**Collected data entries**:
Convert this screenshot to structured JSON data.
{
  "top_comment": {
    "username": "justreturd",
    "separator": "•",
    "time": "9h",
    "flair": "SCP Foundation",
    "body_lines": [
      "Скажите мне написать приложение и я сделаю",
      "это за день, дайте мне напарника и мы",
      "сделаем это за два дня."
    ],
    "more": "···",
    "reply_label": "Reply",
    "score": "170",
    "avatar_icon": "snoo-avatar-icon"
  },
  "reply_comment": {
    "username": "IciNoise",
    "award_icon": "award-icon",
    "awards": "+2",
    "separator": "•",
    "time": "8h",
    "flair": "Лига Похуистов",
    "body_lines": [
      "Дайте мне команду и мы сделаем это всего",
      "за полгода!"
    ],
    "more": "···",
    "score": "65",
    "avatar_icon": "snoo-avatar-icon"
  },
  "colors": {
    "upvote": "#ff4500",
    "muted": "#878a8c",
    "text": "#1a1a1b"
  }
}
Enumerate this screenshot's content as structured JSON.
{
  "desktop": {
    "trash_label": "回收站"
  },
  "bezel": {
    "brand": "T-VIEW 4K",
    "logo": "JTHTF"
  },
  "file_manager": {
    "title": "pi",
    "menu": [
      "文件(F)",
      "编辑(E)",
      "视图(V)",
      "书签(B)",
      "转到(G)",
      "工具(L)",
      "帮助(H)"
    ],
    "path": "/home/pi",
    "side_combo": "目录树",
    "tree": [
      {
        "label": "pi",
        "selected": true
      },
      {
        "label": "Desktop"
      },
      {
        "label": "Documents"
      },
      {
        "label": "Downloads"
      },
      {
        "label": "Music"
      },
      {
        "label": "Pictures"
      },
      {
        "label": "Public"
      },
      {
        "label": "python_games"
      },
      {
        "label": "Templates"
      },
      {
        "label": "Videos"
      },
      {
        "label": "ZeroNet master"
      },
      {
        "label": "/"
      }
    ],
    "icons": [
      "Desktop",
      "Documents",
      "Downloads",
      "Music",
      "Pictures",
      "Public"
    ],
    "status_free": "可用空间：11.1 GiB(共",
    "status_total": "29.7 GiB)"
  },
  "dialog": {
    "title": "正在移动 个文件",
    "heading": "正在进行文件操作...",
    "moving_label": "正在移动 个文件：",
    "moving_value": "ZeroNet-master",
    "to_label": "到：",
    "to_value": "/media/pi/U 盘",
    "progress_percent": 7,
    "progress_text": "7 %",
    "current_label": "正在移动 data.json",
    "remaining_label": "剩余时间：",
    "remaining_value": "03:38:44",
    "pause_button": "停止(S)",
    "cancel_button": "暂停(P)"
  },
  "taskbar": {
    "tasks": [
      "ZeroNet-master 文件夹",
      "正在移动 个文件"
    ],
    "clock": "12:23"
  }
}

**Problem requirements**:
The data above must be returned in full, exactly as written.

**The solution**:
Convert this screenshot to structured JSON data.
{
  "top_comment": {
    "username": "justreturd",
    "separator": "•",
    "time": "9h",
    "flair": "SCP Foundation",
    "body_lines": [
      "Скажите мне написать приложение и я сделаю",
      "это за день, дайте мне напарника и мы",
      "сделаем это за два дня."
    ],
    "more": "···",
    "reply_label": "Reply",
    "score": "170",
    "avatar_icon": "snoo-avatar-icon"
  },
  "reply_comment": {
    "username": "IciNoise",
    "award_icon": "award-icon",
    "awards": "+2",
    "separator": "•",
    "time": "8h",
    "flair": "Лига Похуистов",
    "body_lines": [
      "Дайте мне команду и мы сделаем это всего",
      "за полгода!"
    ],
    "more": "···",
    "score": "65",
    "avatar_icon": "snoo-avatar-icon"
  },
  "colors": {
    "upvote": "#ff4500",
    "muted": "#878a8c",
    "text": "#1a1a1b"
  }
}
Enumerate this screenshot's content as structured JSON.
{
  "desktop": {
    "trash_label": "回收站"
  },
  "bezel": {
    "brand": "T-VIEW 4K",
    "logo": "JTHTF"
  },
  "file_manager": {
    "title": "pi",
    "menu": [
      "文件(F)",
      "编辑(E)",
      "视图(V)",
      "书签(B)",
      "转到(G)",
      "工具(L)",
      "帮助(H)"
    ],
    "path": "/home/pi",
    "side_combo": "目录树",
    "tree": [
      {
        "label": "pi",
        "selected": true
      },
      {
        "label": "Desktop"
      },
      {
        "label": "Documents"
      },
      {
        "label": "Downloads"
      },
      {
        "label": "Music"
      },
      {
        "label": "Pictures"
      },
      {
        "label": "Public"
      },
      {
        "label": "python_games"
      },
      {
        "label": "Templates"
      },
      {
        "label": "Videos"
      },
      {
        "label": "ZeroNet master"
      },
      {
        "label": "/"
      }
    ],
    "icons": [
      "Desktop",
      "Documents",
      "Downloads",
      "Music",
      "Pictures",
      "Public"
    ],
    "status_free": "可用空间：11.1 GiB(共",
    "status_total": "29.7 GiB)"
  },
  "dialog": {
    "title": "正在移动 个文件",
    "heading": "正在进行文件操作...",
    "moving_label": "正在移动 个文件：",
    "moving_value": "ZeroNet-master",
    "to_label": "到：",
    "to_value": "/media/pi/U 盘",
    "progress_percent": 7,
    "progress_text": "7 %",
    "current_label": "正在移动 data.json",
    "remaining_label": "剩余时间：",
    "remaining_value": "03:38:44",
    "pause_button": "停止(S)",
    "cancel_button": "暂停(P)"
  },
  "taskbar": {
    "tasks": [
      "ZeroNet-master 文件夹",
      "正在移动 个文件"
    ],
    "clock": "12:23"
  }
}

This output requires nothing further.